PROBLEMS AND TASKS:
(1) Can you return the part of the problem-solving summary starting with "Result: A function" and going on through "takes to travel.", copied word for word?
(2) Will you resume the problem-solving summary from the point where it stops?

I am continuing with the Intro to Ai course.
The following is my summary of Unit 2: Problem Solving.
Formal Definition of a problem:
Initial state of the Agent: In route finding it would be the initial position of the Agent
Available Actions for that State: A function that takes a State as input and returns all available Actions that the Agent can execute when in that State. In route finding you would input the agent position and it would return all possible neighboring destinations.
Result: A function taking a State and an Action and returning the new State after applying that Action.
GoalTest: A function taking a State and returns true or false depending on whether the goal is reached.
Path: Sequence of State+Action transitions
PathCostFunction: Takes a Path and returns a Cost of that path. Usually the PathCostFunction is additive, so the Cost of the total path is the sum of the Cost of each step in the Path.
StepCostFuntion: Function that takes a State, Action and resulting State as input and returns the cost of that action. In Route finding the cost could be the distance to travel between the positions or the time it takes to travel.
Problem Summary:
State InitialState
Action[] AvailableActions(State currentState)
State Result(State currentState, Action action)
bool GoalTest(State currentState)
(State,Action)[] Path
int StepCost(State, Action)
int PathCost(Path) = SUM(StepCost for each (State, Action) in Path)
To solve the problem you would start from the InitialState, get all Available Actions for that state, apply those actions using the Result funtion to get a set of new possible States, check whether one of these States is the Goal using the GoalTest, if it is you have solved the problem, if not, continue by expanding these States in the same way one by one. Once you have found the Goal you can calculate the Cost to arrive at the Goal using the PathCost of the Path you found to the Goal. If there are multiple paths to the Goal you might want to optimize by choosing the Path with the lowest PathCost.

RECORDED DATA:
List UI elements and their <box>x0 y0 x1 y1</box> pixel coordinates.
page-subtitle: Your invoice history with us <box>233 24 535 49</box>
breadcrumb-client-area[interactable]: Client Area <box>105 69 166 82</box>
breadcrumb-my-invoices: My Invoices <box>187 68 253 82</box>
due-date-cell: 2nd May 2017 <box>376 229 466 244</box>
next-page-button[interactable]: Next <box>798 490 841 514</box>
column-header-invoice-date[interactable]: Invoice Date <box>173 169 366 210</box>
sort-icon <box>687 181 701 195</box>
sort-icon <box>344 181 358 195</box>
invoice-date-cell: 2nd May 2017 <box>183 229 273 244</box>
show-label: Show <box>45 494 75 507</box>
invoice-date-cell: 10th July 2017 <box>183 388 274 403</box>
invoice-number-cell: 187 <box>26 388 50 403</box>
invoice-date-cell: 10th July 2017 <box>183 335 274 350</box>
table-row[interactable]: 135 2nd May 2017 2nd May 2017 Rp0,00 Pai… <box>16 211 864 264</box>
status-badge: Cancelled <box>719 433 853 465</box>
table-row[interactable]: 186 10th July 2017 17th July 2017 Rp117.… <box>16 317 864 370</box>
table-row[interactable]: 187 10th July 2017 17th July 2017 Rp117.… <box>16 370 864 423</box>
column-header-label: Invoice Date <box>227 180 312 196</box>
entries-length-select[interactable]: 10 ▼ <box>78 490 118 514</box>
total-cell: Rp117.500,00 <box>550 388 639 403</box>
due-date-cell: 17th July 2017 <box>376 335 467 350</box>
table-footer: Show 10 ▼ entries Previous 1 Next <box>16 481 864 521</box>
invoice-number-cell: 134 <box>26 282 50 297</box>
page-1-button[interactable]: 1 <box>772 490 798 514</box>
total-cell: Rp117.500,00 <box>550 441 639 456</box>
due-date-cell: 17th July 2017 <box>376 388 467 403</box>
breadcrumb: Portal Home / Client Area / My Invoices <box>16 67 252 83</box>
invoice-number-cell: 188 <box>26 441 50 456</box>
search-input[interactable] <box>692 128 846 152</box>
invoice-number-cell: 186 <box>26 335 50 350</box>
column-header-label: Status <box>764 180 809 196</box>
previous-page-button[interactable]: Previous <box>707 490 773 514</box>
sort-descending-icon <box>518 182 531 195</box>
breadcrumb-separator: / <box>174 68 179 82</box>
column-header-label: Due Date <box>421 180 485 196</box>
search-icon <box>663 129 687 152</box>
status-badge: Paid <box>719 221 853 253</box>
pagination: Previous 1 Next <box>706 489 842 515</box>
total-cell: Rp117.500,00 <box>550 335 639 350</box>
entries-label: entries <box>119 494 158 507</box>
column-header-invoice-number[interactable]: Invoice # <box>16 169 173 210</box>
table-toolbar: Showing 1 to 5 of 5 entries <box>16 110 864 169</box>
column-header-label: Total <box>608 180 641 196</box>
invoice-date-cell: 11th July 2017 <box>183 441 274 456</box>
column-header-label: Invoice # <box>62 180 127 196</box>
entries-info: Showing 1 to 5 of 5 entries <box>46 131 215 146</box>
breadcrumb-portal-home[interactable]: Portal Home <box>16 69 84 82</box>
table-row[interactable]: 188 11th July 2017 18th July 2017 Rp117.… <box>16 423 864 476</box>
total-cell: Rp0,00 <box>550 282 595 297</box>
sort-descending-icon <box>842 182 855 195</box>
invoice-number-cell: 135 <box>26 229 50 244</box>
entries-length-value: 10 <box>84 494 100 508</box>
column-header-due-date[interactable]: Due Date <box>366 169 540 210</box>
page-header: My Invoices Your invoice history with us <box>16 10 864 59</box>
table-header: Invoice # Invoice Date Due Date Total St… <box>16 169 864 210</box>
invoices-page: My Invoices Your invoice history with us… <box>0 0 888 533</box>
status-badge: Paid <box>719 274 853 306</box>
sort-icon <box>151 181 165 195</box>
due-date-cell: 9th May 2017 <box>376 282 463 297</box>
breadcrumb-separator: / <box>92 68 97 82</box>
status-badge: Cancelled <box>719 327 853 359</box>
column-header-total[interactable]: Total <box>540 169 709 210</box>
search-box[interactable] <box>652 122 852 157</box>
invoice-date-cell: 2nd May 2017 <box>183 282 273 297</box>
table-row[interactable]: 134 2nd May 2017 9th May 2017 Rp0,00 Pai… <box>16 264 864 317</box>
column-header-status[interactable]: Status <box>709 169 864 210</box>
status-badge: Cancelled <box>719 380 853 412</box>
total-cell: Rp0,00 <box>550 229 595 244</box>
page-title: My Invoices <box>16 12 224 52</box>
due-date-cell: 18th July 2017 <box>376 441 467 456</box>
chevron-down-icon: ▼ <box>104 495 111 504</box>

OUTPUTS IN ORDER:
(1)
Result: A function taking a State and an Action and returning the new State after applying that Action.
GoalTest: A function taking a State and returns true or false depending on whether the goal is reached.
Path: Sequence of State+Action transitions
PathCostFunction: Takes a Path and returns a Cost of that path. Usually the PathCostFunction is additive, so the Cost of the total path is the sum of the Cost of each step in the Path.
StepCostFuntion: Function that takes a State, Action and resulting State as input and returns the cost of that action. In Route finding the cost could be the distance to travel between the positions or the time it takes to travel.

(2)
Summarized in psuedocode:
currentState = InitialState
while(!GoalTest(currentState))
actions = AvailableActions(currentState)
nextAction = SelectNextAction(actions)
currentState = Result(currentState, nextAction)
This would be the general idea, but the above psuedocode is not complete or even correct.
I have introduced a SelectNextAction function that decides which part of the path to go down. The algorithm above would search down a single path ignoring all the actions along the way that were not selected by the SelectNextAction function. So there is something missing.
These two points are the crux of the topic being discussed in this unit.
- How to make sure you search all relevant paths so that you always find the optimal path to the goal
- How to optimally choose the order in which you search through these paths.
One thing I did not find clearly explained in the course material is the difference between TreeSearch and GraphSearch. What I did not clearly understand initially is that TreeSearch is meant only for Tree structured environments (a structure where each node has children and you search from the root node down (or up depending on how you draw the tree!) until you reach the leaves. You would not apply TreeSearch on a Graph structure. When your environment is a Graph structure - a set of many points with "edges" or "vertices" connecting each point to any number of other points - your TreeSearch algorithm will quickly start looping back to points already traversed and will start going in circles.
To make sure we search all relevant paths without looping back we will introduce two concepts - the Frontier and Explored paths.
Instead of just selecting one possible next action from the current state's available actions, we will save a list of the available States produced from the AvailableActions of the currently selected state. But instead of just saving the State we will store the Path (which is the State including all States and Actions that lead to this State). We will add these Paths to a list of Paths called the Frontier. Initially we will have only the InitialPath in the Frontier, after the first iteration the InitialPath will be removed and all the InitialStates neighbors will be added to the Frontier. Then we will select which state to explore next from all of the Paths that are in the Frontier. In this way we will explore all possible paths.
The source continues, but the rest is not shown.